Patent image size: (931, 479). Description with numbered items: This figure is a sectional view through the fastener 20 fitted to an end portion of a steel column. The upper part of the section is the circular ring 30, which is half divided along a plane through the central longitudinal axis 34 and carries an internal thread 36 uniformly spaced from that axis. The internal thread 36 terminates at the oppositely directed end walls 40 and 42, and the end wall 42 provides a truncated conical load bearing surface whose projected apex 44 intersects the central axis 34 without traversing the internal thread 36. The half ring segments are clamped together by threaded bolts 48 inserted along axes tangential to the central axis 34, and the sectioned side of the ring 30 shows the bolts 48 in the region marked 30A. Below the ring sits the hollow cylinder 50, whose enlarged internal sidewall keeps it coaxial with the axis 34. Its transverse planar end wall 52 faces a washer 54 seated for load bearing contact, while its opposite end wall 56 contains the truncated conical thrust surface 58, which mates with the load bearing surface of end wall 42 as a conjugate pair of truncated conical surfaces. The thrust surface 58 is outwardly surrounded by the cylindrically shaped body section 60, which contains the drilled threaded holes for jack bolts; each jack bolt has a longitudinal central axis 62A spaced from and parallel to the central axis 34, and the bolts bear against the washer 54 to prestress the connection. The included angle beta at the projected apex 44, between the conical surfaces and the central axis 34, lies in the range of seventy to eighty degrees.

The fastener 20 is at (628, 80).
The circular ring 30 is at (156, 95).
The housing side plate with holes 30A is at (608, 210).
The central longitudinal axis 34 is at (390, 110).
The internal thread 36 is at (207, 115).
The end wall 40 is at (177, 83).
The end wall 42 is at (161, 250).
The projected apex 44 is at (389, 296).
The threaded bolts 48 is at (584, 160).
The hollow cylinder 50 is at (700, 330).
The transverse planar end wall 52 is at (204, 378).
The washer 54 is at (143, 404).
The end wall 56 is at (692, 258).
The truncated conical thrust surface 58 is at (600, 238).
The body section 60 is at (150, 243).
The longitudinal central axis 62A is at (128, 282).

▸ AIM:
Could you switch "sectional view" to "cross-section" in the listing above and give it back with nothing else changed?

▸ ANSWER FOR THE TASK:
Patent image size: (931, 479). Description with numbered items: This figure is a cross-section through the fastener 20 fitted to an end portion of a steel column. The upper part of the section is the circular ring 30, which is half divided along a plane through the central longitudinal axis 34 and carries an internal thread 36 uniformly spaced from that axis. The internal thread 36 terminates at the oppositely directed end walls 40 and 42, and the end wall 42 provides a truncated conical load bearing surface whose projected apex 44 intersects the central axis 34 without traversing the internal thread 36. The half ring segments are clamped together by threaded bolts 48 inserted along axes tangential to the central axis 34, and the sectioned side of the ring 30 shows the bolts 48 in the region marked 30A. Below the ring sits the hollow cylinder 50, whose enlarged internal sidewall keeps it coaxial with the axis 34. Its transverse planar end wall 52 faces a washer 54 seated for load bearing contact, while its opposite end wall 56 contains the truncated conical thrust surface 58, which mates with the load bearing surface of end wall 42 as a conjugate pair of truncated conical surfaces. The thrust surface 58 is outwardly surrounded by the cylindrically shaped body section 60, which contains the drilled threaded holes for jack bolts; each jack bolt has a longitudinal central axis 62A spaced from and parallel to the central axis 34, and the bolts bear against the washer 54 to prestress the connection. The included angle beta at the projected apex 44, between the conical surfaces and the central axis 34, lies in the range of seventy to eighty degrees.

The fastener 20 is at (628, 80).
The circular ring 30 is at (156, 95).
The housing side plate with holes 30A is at (608, 210).
The central longitudinal axis 34 is at (390, 110).
The internal thread 36 is at (207, 115).
The end wall 40 is at (177, 83).
The end wall 42 is at (161, 250).
The projected apex 44 is at (389, 296).
The threaded bolts 48 is at (584, 160).
The hollow cylinder 50 is at (700, 330).
The transverse planar end wall 52 is at (204, 378).
The washer 54 is at (143, 404).
The end wall 56 is at (692, 258).
The truncated conical thrust surface 58 is at (600, 238).
The body section 60 is at (150, 243).
The longitudinal central axis 62A is at (128, 282).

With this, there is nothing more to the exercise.